SET TASK: Find the lines of data that contain the string "Side", then list them.
--- start DATA FOR THIS TASK ---
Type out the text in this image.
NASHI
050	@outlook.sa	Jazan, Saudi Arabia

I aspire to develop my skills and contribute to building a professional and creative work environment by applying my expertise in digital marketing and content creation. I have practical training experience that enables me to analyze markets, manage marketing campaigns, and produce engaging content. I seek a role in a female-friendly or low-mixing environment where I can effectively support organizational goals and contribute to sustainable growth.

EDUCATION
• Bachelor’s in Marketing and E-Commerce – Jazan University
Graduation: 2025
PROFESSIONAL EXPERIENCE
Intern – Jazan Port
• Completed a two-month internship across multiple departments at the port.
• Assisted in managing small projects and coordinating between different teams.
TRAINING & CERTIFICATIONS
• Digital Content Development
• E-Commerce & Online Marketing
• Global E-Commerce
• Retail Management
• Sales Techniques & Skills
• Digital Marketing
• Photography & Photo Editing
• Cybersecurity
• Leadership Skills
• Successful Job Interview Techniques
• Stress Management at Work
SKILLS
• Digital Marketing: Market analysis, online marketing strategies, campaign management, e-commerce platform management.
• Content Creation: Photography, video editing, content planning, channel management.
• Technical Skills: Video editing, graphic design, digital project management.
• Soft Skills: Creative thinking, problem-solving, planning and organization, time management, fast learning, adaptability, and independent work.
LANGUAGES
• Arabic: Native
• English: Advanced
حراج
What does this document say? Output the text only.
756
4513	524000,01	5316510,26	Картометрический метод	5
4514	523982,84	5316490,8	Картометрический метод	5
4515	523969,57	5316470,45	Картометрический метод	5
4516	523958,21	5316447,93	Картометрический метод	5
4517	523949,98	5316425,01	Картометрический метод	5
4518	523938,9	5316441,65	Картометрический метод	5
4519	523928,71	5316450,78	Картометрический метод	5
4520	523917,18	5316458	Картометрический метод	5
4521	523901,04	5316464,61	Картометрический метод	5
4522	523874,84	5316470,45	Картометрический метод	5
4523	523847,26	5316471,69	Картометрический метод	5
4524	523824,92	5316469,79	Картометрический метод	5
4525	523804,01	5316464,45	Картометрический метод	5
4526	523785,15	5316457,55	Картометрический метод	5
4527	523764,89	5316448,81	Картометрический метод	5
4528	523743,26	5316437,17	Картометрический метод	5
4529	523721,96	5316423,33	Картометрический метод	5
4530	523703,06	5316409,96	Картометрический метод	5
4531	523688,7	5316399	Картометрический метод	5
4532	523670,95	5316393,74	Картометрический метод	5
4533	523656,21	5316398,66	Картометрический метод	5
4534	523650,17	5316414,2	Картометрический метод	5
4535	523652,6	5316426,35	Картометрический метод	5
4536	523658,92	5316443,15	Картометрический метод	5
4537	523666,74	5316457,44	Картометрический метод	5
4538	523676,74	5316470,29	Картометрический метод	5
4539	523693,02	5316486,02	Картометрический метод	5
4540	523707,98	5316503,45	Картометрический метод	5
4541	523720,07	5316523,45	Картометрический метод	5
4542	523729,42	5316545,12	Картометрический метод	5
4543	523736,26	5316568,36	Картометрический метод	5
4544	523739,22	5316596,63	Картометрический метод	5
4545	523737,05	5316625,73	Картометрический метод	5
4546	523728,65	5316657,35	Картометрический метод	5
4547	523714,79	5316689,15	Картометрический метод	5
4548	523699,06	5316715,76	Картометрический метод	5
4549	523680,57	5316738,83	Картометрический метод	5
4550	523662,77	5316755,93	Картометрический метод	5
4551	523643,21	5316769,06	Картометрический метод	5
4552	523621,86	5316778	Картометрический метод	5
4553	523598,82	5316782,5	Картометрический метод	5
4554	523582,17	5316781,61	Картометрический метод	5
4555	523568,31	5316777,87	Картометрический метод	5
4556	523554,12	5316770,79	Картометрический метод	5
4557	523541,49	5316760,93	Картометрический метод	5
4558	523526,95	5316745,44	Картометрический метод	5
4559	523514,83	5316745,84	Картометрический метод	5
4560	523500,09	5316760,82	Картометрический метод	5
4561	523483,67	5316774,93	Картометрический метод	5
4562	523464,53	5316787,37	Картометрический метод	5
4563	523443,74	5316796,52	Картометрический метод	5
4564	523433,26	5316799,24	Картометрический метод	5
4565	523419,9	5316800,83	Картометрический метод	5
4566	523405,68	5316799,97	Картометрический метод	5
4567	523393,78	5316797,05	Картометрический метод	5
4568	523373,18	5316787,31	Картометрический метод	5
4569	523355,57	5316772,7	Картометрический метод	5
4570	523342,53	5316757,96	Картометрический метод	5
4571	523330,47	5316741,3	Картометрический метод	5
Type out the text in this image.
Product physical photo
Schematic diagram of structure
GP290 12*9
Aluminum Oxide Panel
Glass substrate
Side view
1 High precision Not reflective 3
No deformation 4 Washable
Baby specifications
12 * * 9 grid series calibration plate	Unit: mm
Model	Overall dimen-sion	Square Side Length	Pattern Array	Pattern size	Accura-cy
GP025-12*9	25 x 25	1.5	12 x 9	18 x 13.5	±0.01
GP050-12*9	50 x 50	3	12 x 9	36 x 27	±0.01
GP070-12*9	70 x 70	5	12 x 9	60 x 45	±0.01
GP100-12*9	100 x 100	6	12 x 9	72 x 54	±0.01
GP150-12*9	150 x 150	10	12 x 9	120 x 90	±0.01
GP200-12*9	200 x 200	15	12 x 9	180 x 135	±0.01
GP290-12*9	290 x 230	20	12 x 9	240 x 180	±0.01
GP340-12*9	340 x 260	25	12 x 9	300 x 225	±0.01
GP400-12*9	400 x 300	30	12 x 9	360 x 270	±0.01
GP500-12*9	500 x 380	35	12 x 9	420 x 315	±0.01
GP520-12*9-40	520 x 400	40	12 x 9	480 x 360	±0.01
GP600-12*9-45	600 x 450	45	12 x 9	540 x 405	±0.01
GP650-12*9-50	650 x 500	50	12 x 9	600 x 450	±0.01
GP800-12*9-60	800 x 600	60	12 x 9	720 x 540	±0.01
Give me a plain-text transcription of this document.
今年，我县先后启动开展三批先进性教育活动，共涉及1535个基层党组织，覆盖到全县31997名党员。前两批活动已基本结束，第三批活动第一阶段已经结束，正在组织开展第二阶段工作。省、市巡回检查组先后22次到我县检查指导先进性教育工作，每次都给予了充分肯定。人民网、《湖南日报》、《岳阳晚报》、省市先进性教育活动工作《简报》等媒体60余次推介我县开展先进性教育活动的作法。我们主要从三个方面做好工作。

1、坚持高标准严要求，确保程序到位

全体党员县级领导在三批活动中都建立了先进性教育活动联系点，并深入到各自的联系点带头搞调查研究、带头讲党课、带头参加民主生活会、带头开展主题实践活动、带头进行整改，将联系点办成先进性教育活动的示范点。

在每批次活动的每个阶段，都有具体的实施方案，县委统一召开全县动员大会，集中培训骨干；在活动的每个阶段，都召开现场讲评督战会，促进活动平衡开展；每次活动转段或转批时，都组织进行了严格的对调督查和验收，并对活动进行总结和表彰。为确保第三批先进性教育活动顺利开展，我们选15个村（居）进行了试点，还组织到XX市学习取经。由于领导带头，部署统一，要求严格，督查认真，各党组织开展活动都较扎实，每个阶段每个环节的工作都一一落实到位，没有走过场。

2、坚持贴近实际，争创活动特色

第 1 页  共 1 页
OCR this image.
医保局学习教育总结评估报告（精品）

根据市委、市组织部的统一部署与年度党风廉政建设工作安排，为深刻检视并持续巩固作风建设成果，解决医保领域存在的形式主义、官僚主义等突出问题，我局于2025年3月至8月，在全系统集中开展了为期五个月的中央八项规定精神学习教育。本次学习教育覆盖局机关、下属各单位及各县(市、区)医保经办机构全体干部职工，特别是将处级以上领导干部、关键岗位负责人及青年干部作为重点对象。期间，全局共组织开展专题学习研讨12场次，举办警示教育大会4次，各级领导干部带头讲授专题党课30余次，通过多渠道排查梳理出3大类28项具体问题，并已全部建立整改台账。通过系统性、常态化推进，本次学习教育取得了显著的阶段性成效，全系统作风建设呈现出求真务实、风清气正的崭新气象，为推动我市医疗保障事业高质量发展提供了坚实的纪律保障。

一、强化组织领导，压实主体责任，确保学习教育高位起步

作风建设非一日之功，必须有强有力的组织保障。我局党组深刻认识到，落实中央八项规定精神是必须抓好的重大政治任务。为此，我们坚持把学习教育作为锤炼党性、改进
--- end DATA FOR THIS TASK ---
FULL SOLUTION:
Side view
Model	Overall dimen-sion	Square Side Length	Pattern Array	Pattern size	Accura-cy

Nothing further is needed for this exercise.